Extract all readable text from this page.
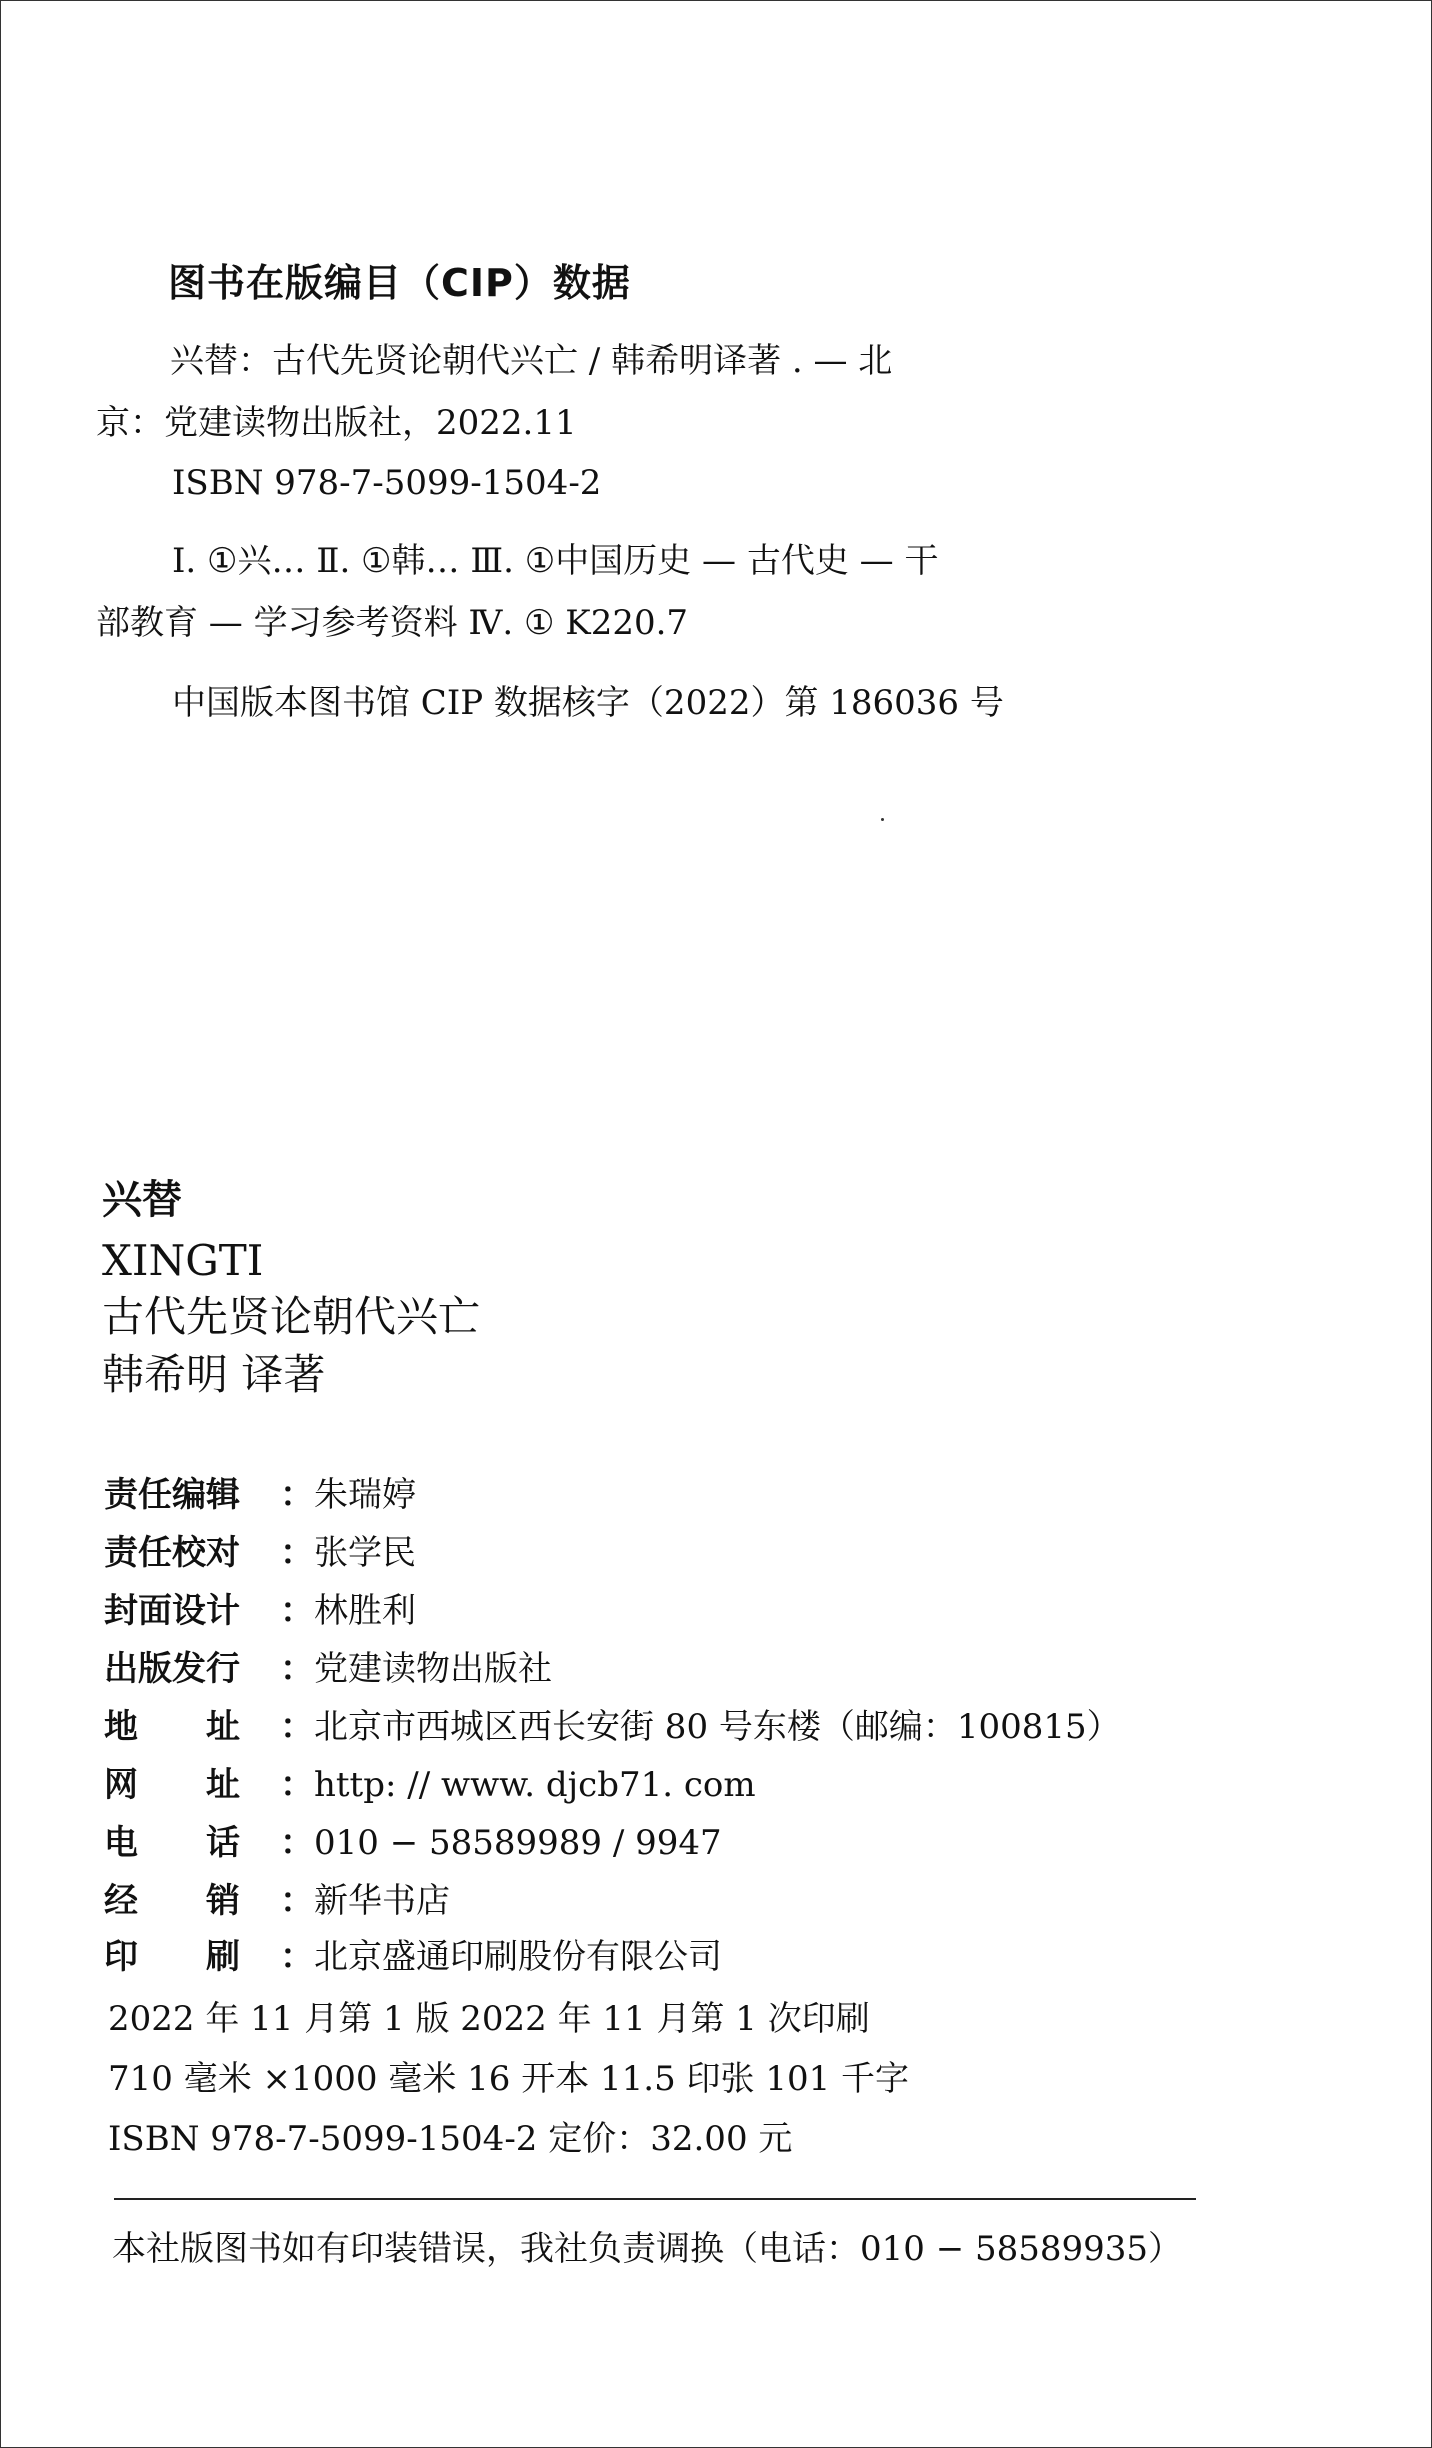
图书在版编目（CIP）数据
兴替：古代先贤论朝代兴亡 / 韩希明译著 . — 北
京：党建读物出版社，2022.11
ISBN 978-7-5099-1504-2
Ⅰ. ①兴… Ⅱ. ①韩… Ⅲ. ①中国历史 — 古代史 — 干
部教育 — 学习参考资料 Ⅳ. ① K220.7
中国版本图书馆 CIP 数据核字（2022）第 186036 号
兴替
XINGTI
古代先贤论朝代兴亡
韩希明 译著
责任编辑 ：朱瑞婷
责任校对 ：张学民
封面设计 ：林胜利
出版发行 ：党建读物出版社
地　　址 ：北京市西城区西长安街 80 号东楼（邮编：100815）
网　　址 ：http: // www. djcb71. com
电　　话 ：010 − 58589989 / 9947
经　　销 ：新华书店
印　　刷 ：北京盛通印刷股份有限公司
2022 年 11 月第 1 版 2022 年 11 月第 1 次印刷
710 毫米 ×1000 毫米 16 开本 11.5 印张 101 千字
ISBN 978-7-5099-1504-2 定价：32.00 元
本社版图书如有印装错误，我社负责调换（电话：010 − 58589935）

* * *

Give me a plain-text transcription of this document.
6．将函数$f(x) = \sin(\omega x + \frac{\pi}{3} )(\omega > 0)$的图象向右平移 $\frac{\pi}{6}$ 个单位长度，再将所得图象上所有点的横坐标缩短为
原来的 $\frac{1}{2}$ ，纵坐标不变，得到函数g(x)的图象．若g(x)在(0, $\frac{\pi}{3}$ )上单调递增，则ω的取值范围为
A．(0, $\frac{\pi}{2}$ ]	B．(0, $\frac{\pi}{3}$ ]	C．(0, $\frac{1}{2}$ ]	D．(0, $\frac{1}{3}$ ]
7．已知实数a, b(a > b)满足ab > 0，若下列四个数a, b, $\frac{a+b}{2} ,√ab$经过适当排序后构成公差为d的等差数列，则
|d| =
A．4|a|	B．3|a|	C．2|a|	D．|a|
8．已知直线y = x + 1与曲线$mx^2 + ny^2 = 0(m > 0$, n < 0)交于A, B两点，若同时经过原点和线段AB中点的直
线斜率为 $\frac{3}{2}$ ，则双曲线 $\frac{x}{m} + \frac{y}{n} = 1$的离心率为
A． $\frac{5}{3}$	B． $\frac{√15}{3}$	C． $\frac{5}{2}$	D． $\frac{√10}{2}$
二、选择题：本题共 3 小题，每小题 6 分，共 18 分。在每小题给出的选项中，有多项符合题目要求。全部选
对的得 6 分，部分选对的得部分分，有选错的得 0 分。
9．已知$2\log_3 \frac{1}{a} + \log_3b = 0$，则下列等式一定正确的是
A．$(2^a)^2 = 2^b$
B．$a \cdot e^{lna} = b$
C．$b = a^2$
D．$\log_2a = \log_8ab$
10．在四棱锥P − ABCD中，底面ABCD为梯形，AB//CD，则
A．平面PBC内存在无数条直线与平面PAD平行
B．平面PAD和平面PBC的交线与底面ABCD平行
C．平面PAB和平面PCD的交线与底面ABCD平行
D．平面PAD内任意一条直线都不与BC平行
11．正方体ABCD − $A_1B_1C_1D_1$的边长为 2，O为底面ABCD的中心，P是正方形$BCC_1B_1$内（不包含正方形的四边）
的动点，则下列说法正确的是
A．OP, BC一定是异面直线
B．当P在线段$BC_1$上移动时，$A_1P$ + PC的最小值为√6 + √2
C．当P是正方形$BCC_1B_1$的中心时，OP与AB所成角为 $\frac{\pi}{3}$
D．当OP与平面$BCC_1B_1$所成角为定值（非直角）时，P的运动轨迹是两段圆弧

WHAT IS NEEDED —
Report the number of lines above containing the word "this", with no other text.

THE ANSWER —
2